任务说明: 请逐字抄写数据列表中从第一行起、一直到含有“- svg-text:insulation: insulation: [85, 123, 93, 126]”的那一行为止的所有内容，首尾两行都要包括。

数据列表

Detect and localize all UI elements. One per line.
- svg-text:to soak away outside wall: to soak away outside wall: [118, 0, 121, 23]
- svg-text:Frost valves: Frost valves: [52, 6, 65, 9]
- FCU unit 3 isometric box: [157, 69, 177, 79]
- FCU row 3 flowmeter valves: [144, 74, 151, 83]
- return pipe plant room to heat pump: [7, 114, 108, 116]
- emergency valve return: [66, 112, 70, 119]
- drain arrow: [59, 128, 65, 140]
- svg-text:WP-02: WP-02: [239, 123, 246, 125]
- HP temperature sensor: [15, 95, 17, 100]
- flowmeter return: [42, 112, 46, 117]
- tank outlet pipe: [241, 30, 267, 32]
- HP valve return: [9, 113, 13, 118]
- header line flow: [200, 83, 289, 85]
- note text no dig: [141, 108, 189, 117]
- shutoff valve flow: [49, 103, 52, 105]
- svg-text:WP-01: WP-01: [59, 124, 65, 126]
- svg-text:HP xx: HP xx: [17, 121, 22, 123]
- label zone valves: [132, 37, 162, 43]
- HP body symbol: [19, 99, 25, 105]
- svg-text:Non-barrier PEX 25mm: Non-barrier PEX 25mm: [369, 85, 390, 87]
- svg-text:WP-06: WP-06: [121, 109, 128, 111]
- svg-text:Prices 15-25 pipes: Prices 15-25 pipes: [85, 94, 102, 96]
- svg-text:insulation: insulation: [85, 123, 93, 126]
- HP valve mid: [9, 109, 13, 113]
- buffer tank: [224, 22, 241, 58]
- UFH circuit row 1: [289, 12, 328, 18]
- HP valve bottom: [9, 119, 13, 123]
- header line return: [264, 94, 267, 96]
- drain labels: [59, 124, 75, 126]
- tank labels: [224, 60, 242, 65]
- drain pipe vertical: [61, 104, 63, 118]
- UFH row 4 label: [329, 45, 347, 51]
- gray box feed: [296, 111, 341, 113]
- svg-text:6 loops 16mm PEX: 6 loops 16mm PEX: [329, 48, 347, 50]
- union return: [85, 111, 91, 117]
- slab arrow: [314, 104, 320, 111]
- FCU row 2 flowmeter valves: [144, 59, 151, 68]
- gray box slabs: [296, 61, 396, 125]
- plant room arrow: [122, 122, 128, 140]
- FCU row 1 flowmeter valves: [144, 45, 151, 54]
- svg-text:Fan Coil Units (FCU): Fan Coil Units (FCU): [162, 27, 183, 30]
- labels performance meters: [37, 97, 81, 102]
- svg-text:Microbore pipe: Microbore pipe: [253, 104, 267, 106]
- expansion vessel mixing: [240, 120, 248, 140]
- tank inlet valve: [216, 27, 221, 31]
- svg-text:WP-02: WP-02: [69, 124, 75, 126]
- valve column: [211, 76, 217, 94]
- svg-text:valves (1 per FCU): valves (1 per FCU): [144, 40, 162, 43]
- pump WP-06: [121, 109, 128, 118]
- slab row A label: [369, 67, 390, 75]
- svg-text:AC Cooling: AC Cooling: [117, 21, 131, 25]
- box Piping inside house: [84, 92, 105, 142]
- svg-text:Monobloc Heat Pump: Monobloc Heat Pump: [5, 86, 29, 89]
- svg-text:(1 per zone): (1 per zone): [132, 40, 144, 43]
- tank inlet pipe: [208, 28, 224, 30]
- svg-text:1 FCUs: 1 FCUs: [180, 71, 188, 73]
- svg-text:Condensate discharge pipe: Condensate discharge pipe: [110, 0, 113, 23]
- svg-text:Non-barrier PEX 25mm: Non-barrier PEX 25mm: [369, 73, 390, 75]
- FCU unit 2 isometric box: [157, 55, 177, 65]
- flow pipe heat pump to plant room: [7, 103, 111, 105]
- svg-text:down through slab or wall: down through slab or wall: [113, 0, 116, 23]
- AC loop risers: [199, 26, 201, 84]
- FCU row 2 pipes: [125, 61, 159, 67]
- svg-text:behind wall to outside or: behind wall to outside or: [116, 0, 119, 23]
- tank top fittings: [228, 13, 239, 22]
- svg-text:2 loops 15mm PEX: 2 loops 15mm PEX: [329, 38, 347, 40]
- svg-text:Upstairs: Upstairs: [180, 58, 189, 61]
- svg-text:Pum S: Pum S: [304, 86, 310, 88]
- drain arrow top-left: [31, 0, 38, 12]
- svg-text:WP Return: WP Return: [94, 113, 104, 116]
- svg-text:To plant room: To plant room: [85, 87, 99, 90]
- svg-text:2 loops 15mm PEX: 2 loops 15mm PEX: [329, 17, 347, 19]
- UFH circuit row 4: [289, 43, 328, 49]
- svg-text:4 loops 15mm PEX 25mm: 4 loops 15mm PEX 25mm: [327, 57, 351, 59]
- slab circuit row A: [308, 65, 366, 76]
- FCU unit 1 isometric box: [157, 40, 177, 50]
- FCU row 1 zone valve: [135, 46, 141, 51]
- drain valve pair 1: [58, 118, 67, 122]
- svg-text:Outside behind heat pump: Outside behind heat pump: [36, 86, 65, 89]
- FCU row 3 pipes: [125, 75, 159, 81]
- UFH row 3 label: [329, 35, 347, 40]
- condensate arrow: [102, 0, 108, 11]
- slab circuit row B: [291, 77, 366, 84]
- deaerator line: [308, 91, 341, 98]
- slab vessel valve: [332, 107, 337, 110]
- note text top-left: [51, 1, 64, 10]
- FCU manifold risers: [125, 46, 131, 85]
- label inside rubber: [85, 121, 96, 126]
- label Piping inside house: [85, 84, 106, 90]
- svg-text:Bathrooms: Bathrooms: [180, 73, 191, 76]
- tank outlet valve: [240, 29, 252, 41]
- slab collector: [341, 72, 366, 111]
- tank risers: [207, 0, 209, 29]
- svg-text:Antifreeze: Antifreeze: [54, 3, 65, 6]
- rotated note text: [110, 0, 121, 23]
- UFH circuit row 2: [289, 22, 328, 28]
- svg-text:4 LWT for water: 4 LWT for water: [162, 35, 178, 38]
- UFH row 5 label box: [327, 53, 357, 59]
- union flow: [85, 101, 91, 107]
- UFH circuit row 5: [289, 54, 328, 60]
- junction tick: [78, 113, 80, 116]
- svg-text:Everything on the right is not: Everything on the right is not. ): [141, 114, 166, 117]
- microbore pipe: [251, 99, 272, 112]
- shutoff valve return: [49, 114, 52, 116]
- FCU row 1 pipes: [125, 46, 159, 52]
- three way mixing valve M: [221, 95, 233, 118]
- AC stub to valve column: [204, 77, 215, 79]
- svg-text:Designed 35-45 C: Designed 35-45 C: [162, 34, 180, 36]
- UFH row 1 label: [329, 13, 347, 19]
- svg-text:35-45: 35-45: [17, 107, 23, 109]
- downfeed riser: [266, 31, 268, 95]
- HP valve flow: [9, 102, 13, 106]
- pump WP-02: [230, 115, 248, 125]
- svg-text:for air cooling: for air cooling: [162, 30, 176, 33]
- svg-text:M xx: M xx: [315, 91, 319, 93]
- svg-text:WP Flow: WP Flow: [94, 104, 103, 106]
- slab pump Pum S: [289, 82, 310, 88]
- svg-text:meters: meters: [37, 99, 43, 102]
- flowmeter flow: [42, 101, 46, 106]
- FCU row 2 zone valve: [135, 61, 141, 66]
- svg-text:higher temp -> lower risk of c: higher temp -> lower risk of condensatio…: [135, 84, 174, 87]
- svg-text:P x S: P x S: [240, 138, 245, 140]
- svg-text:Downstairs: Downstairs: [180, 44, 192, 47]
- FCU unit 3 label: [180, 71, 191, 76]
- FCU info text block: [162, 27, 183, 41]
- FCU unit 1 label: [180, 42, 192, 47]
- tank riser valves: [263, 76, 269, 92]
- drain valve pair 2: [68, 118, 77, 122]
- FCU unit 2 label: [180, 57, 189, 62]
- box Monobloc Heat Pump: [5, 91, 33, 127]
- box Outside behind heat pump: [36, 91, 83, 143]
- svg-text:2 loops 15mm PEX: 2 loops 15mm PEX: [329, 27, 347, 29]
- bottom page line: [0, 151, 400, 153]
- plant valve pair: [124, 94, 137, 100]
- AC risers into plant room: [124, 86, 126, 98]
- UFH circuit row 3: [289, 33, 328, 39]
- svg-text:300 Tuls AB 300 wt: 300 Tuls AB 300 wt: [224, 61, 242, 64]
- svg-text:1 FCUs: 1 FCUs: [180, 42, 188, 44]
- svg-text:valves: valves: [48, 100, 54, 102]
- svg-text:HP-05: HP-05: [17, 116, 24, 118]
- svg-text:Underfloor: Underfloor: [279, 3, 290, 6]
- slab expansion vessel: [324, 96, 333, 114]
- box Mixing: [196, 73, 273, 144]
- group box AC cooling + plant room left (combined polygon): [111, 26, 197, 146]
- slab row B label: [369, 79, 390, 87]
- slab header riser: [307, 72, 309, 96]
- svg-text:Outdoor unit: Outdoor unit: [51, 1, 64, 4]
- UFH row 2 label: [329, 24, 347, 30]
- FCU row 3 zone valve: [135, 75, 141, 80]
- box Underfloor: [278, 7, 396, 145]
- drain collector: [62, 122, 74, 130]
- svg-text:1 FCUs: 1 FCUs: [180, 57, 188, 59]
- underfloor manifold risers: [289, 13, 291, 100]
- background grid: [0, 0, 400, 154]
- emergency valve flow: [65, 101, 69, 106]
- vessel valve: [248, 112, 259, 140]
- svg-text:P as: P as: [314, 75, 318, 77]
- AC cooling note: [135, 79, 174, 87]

书面作答:
Detect and localize all UI elements. One per line.
- svg-text:to soak away outside wall: to soak away outside wall: [118, 0, 121, 23]
- svg-text:Frost valves: Frost valves: [52, 6, 65, 9]
- FCU unit 3 isometric box: [157, 69, 177, 79]
- FCU row 3 flowmeter valves: [144, 74, 151, 83]
- return pipe plant room to heat pump: [7, 114, 108, 116]
- emergency valve return: [66, 112, 70, 119]
- drain arrow: [59, 128, 65, 140]
- svg-text:WP-02: WP-02: [239, 123, 246, 125]
- HP temperature sensor: [15, 95, 17, 100]
- flowmeter return: [42, 112, 46, 117]
- tank outlet pipe: [241, 30, 267, 32]
- HP valve return: [9, 113, 13, 118]
- header line flow: [200, 83, 289, 85]
- note text no dig: [141, 108, 189, 117]
- shutoff valve flow: [49, 103, 52, 105]
- svg-text:WP-01: WP-01: [59, 124, 65, 126]
- svg-text:HP xx: HP xx: [17, 121, 22, 123]
- label zone valves: [132, 37, 162, 43]
- HP body symbol: [19, 99, 25, 105]
- svg-text:Non-barrier PEX 25mm: Non-barrier PEX 25mm: [369, 85, 390, 87]
- svg-text:WP-06: WP-06: [121, 109, 128, 111]
- svg-text:Prices 15-25 pipes: Prices 15-25 pipes: [85, 94, 102, 96]
- svg-text:insulation: insulation: [85, 123, 93, 126]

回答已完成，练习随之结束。